* [WHAT IS EXPECTED] Keep the pictures out of the copy and repeat the records exactly.

* [INPUT DATA]
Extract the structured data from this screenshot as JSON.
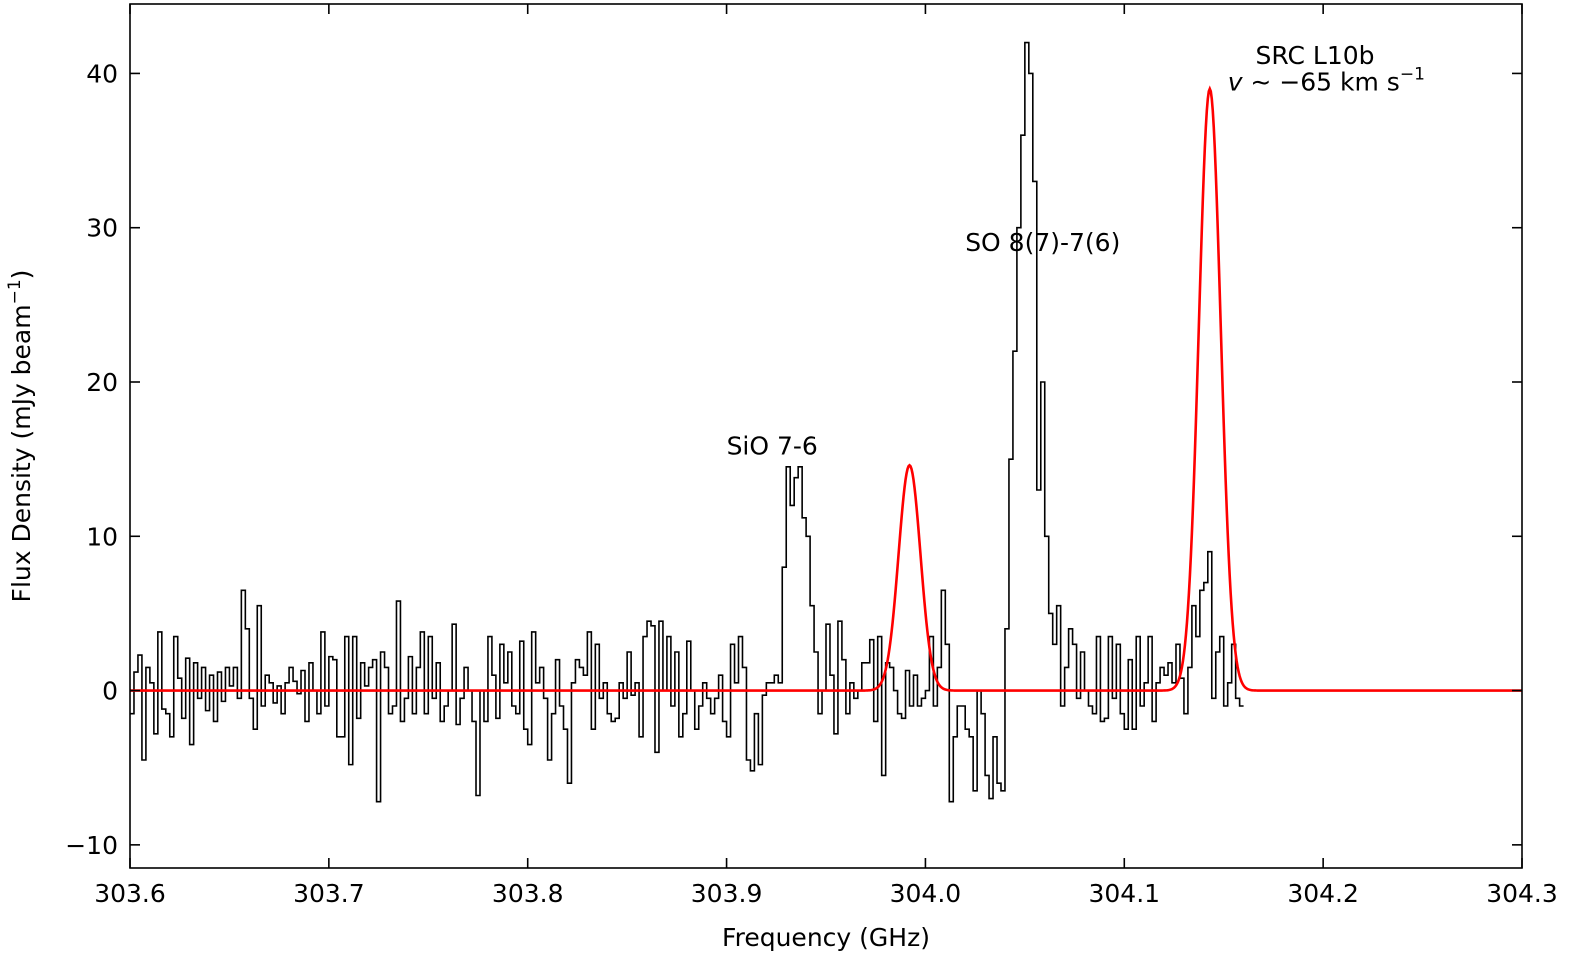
{
  "chart_data": {
    "type": "line",
    "title": "",
    "xlabel": "Frequency (GHz)",
    "ylabel": "Flux Density (mJy beam",
    "ylabel_sup": "−1",
    "ylabel_end": ")",
    "xlim": [
      303.6,
      304.3
    ],
    "ylim": [
      -11.5,
      44.5
    ],
    "x_ticks": [
      303.6,
      303.7,
      303.8,
      303.9,
      304.0,
      304.1,
      304.2,
      304.3
    ],
    "x_tick_labels": [
      "303.6",
      "303.7",
      "303.8",
      "303.9",
      "304.0",
      "304.1",
      "304.2",
      "304.3"
    ],
    "y_ticks": [
      -10,
      0,
      10,
      20,
      30,
      40
    ],
    "y_tick_labels": [
      "−10",
      "0",
      "10",
      "20",
      "30",
      "40"
    ],
    "grid": false,
    "annotations": [
      {
        "text": "SiO 7-6",
        "x": 303.9,
        "y": 15.3
      },
      {
        "text": "SO 8(7)-7(6)",
        "x": 304.02,
        "y": 28.5
      },
      {
        "text": "SRC L10b",
        "x": 304.166,
        "y": 40.6
      }
    ],
    "velocity_label": {
      "symbol": "v",
      "text": " ∼ −65 km s",
      "sup": "−1",
      "x": 304.152,
      "y": 38.9
    },
    "series": [
      {
        "style": "step",
        "color": "#000000",
        "x_start": 303.6,
        "x_step": 0.002,
        "values": [
          -1.5,
          1.2,
          2.3,
          -4.5,
          1.5,
          0.5,
          -2.8,
          3.8,
          -1.2,
          -1.5,
          -3.0,
          3.5,
          0.8,
          -1.8,
          2.1,
          -3.5,
          1.8,
          -0.5,
          1.5,
          -1.3,
          1.0,
          -2.0,
          1.2,
          -0.7,
          1.5,
          0.3,
          1.5,
          -0.5,
          6.5,
          4.0,
          -0.5,
          -2.5,
          5.5,
          -1.0,
          1.0,
          0.5,
          -0.8,
          0.3,
          -1.5,
          0.5,
          1.5,
          0.6,
          -0.2,
          1.3,
          -2.0,
          1.8,
          0.0,
          -1.5,
          3.8,
          -1.0,
          2.2,
          2.0,
          -3.0,
          -3.0,
          3.5,
          -4.8,
          3.5,
          -1.8,
          1.8,
          0.3,
          1.5,
          2.0,
          -7.2,
          2.5,
          1.5,
          -1.5,
          -1.0,
          5.8,
          -2.0,
          -0.5,
          2.2,
          -1.5,
          1.5,
          3.8,
          -1.5,
          3.5,
          -0.5,
          1.8,
          -2.0,
          -1.0,
          0.0,
          4.3,
          -2.2,
          -0.5,
          1.5,
          0.0,
          -2.0,
          -6.8,
          0.0,
          -2.0,
          3.5,
          1.0,
          -1.8,
          3.0,
          0.5,
          2.5,
          -1.0,
          -1.5,
          3.2,
          -2.5,
          -3.5,
          3.8,
          0.5,
          1.5,
          -0.5,
          -4.5,
          -1.5,
          2.0,
          -1.0,
          -2.5,
          -6.0,
          0.5,
          2.0,
          1.5,
          1.0,
          3.8,
          -2.5,
          3.0,
          -0.5,
          0.5,
          -1.5,
          -2.0,
          -1.8,
          0.5,
          -0.5,
          2.5,
          -0.3,
          0.5,
          -3.0,
          3.5,
          4.5,
          4.2,
          -4.0,
          4.5,
          0.0,
          3.5,
          -1.0,
          2.5,
          -3.0,
          -1.5,
          3.2,
          0.0,
          -2.5,
          -1.0,
          0.5,
          -0.5,
          -1.5,
          -0.5,
          1.0,
          -2.0,
          -3.0,
          3.0,
          0.5,
          3.5,
          1.5,
          -4.5,
          -5.2,
          -1.5,
          -4.8,
          -0.3,
          0.5,
          0.5,
          1.0,
          0.5,
          8.0,
          14.5,
          12.0,
          13.8,
          14.5,
          11.2,
          10.0,
          5.5,
          2.5,
          -1.5,
          0.0,
          4.3,
          1.0,
          -2.8,
          4.5,
          2.0,
          -1.5,
          0.5,
          -0.5,
          0.0,
          1.8,
          1.8,
          3.3,
          -2.0,
          3.5,
          -5.5,
          1.8,
          1.5,
          0.0,
          -1.5,
          -1.8,
          1.3,
          -1.0,
          1.0,
          -1.0,
          -0.5,
          0.0,
          3.5,
          -1.0,
          1.5,
          6.5,
          3.0,
          -7.2,
          -3.0,
          -1.0,
          -1.0,
          -2.5,
          -3.0,
          -6.5,
          0.0,
          -1.5,
          -5.5,
          -7.0,
          -3.0,
          -6.0,
          -6.5,
          4.0,
          15.0,
          22.0,
          30.0,
          36.0,
          42.0,
          40.0,
          33.0,
          13.0,
          20.0,
          10.0,
          5.0,
          3.0,
          5.5,
          -1.0,
          1.5,
          4.0,
          3.0,
          -0.5,
          2.5,
          0.0,
          -1.0,
          -1.5,
          3.5,
          -2.0,
          -1.8,
          3.5,
          -0.5,
          3.0,
          -1.5,
          -2.5,
          2.0,
          -2.5,
          3.5,
          -1.0,
          0.5,
          3.5,
          -2.0,
          0.5,
          1.5,
          1.0,
          1.8,
          0.5,
          3.0,
          0.8,
          -1.5,
          1.5,
          5.5,
          3.5,
          6.5,
          7.0,
          9.0,
          -0.5,
          2.5,
          3.5,
          -1.0,
          0.5,
          3.0,
          -0.5,
          -1.0
        ]
      },
      {
        "style": "gaussian-fit",
        "color": "#ff0000",
        "components": [
          {
            "center": 303.992,
            "amplitude": 14.6,
            "sigma": 0.0055
          },
          {
            "center": 304.143,
            "amplitude": 39.0,
            "sigma": 0.0055
          }
        ]
      }
    ]
  }
}
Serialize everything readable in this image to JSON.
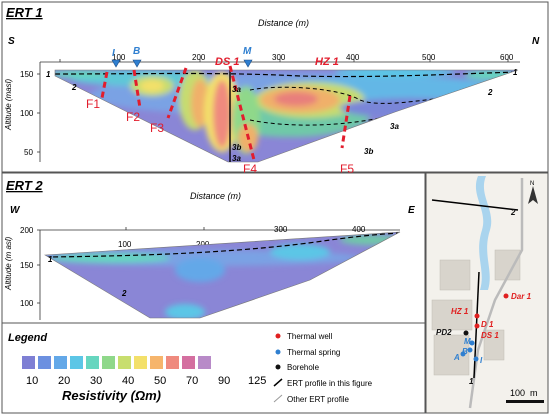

* [RESULT]
Extract the structured data from this screenshot as JSON.
{
  "chart_data": {
    "type": "line",
    "title": "",
    "xlabel": "Frequency (GHz)",
    "ylabel": "Flux Density (mJy beam",
    "ylabel_sup": "−1",
    "ylabel_end": ")",
    "xlim": [
      303.6,
      304.3
    ],
    "ylim": [
      -11.5,
      44.5
    ],
    "x_ticks": [
      303.6,
      303.7,
      303.8,
      303.9,
      304.0,
      304.1,
      304.2,
      304.3
    ],
    "x_tick_labels": [
      "303.6",
      "303.7",
      "303.8",
      "303.9",
      "304.0",
      "304.1",
      "304.2",
      "304.3"
    ],
    "y_ticks": [
      -10,
      0,
      10,
      20,
      30,
      40
    ],
    "y_tick_labels": [
      "−10",
      "0",
      "10",
      "20",
      "30",
      "40"
    ],
    "grid": false,
    "annotations": [
      {
        "text": "SiO 7-6",
        "x": 303.9,
        "y": 15.3
      },
      {
        "text": "SO 8(7)-7(6)",
        "x": 304.02,
        "y": 28.5
      },
      {
        "text": "SRC L10b",
        "x": 304.166,
        "y": 40.6
      }
    ],
    "velocity_label": {
      "symbol": "v",
      "text": " ∼ −65 km s",
      "sup": "−1",
      "x": 304.152,
      "y": 38.9
    },
    "series": [
      {
        "style": "step",
        "color": "#000000",
        "x_start": 303.6,
        "x_step": 0.002,
        "values": [
          -1.5,
          1.2,
          2.3,
          -4.5,
          1.5,
          0.5,
          -2.8,
          3.8,
          -1.2,
          -1.5,
          -3.0,
          3.5,
          0.8,
          -1.8,
          2.1,
          -3.5,
          1.8,
          -0.5,
          1.5,
          -1.3,
          1.0,
          -2.0,
          1.2,
          -0.7,
          1.5,
          0.3,
          1.5,
          -0.5,
          6.5,
          4.0,
          -0.5,
          -2.5,
          5.5,
          -1.0,
          1.0,
          0.5,
          -0.8,
          0.3,
          -1.5,
          0.5,
          1.5,
          0.6,
          -0.2,
          1.3,
          -2.0,
          1.8,
          0.0,
          -1.5,
          3.8,
          -1.0,
          2.2,
          2.0,
          -3.0,
          -3.0,
          3.5,
          -4.8,
          3.5,
          -1.8,
          1.8,
          0.3,
          1.5,
          2.0,
          -7.2,
          2.5,
          1.5,
          -1.5,
          -1.0,
          5.8,
          -2.0,
          -0.5,
          2.2,
          -1.5,
          1.5,
          3.8,
          -1.5,
          3.5,
          -0.5,
          1.8,
          -2.0,
          -1.0,
          0.0,
          4.3,
          -2.2,
          -0.5,
          1.5,
          0.0,
          -2.0,
          -6.8,
          0.0,
          -2.0,
          3.5,
          1.0,
          -1.8,
          3.0,
          0.5,
          2.5,
          -1.0,
          -1.5,
          3.2,
          -2.5,
          -3.5,
          3.8,
          0.5,
          1.5,
          -0.5,
          -4.5,
          -1.5,
          2.0,
          -1.0,
          -2.5,
          -6.0,
          0.5,
          2.0,
          1.5,
          1.0,
          3.8,
          -2.5,
          3.0,
          -0.5,
          0.5,
          -1.5,
          -2.0,
          -1.8,
          0.5,
          -0.5,
          2.5,
          -0.3,
          0.5,
          -3.0,
          3.5,
          4.5,
          4.2,
          -4.0,
          4.5,
          0.0,
          3.5,
          -1.0,
          2.5,
          -3.0,
          -1.5,
          3.2,
          0.0,
          -2.5,
          -1.0,
          0.5,
          -0.5,
          -1.5,
          -0.5,
          1.0,
          -2.0,
          -3.0,
          3.0,
          0.5,
          3.5,
          1.5,
          -4.5,
          -5.2,
          -1.5,
          -4.8,
          -0.3,
          0.5,
          0.5,
          1.0,
          0.5,
          8.0,
          14.5,
          12.0,
          13.8,
          14.5,
          11.2,
          10.0,
          5.5,
          2.5,
          -1.5,
          0.0,
          4.3,
          1.0,
          -2.8,
          4.5,
          2.0,
          -1.5,
          0.5,
          -0.5,
          0.0,
          1.8,
          1.8,
          3.3,
          -2.0,
          3.5,
          -5.5,
          1.8,
          1.5,
          0.0,
          -1.5,
          -1.8,
          1.3,
          -1.0,
          1.0,
          -1.0,
          -0.5,
          0.0,
          3.5,
          -1.0,
          1.5,
          6.5,
          3.0,
          -7.2,
          -3.0,
          -1.0,
          -1.0,
          -2.5,
          -3.0,
          -6.5,
          0.0,
          -1.5,
          -5.5,
          -7.0,
          -3.0,
          -6.0,
          -6.5,
          4.0,
          15.0,
          22.0,
          30.0,
          36.0,
          42.0,
          40.0,
          33.0,
          13.0,
          20.0,
          10.0,
          5.0,
          3.0,
          5.5,
          -1.0,
          1.5,
          4.0,
          3.0,
          -0.5,
          2.5,
          0.0,
          -1.0,
          -1.5,
          3.5,
          -2.0,
          -1.8,
          3.5,
          -0.5,
          3.0,
          -1.5,
          -2.5,
          2.0,
          -2.5,
          3.5,
          -1.0,
          0.5,
          3.5,
          -2.0,
          0.5,
          1.5,
          1.0,
          1.8,
          0.5,
          3.0,
          0.8,
          -1.5,
          1.5,
          5.5,
          3.5,
          6.5,
          7.0,
          9.0,
          -0.5,
          2.5,
          3.5,
          -1.0,
          0.5,
          3.0,
          -0.5,
          -1.0
        ]
      },
      {
        "style": "gaussian-fit",
        "color": "#ff0000",
        "components": [
          {
            "center": 303.992,
            "amplitude": 14.6,
            "sigma": 0.0055
          },
          {
            "center": 304.143,
            "amplitude": 39.0,
            "sigma": 0.0055
          }
        ]
      }
    ]
  }
}
Serialize everything readable in this image to JSON.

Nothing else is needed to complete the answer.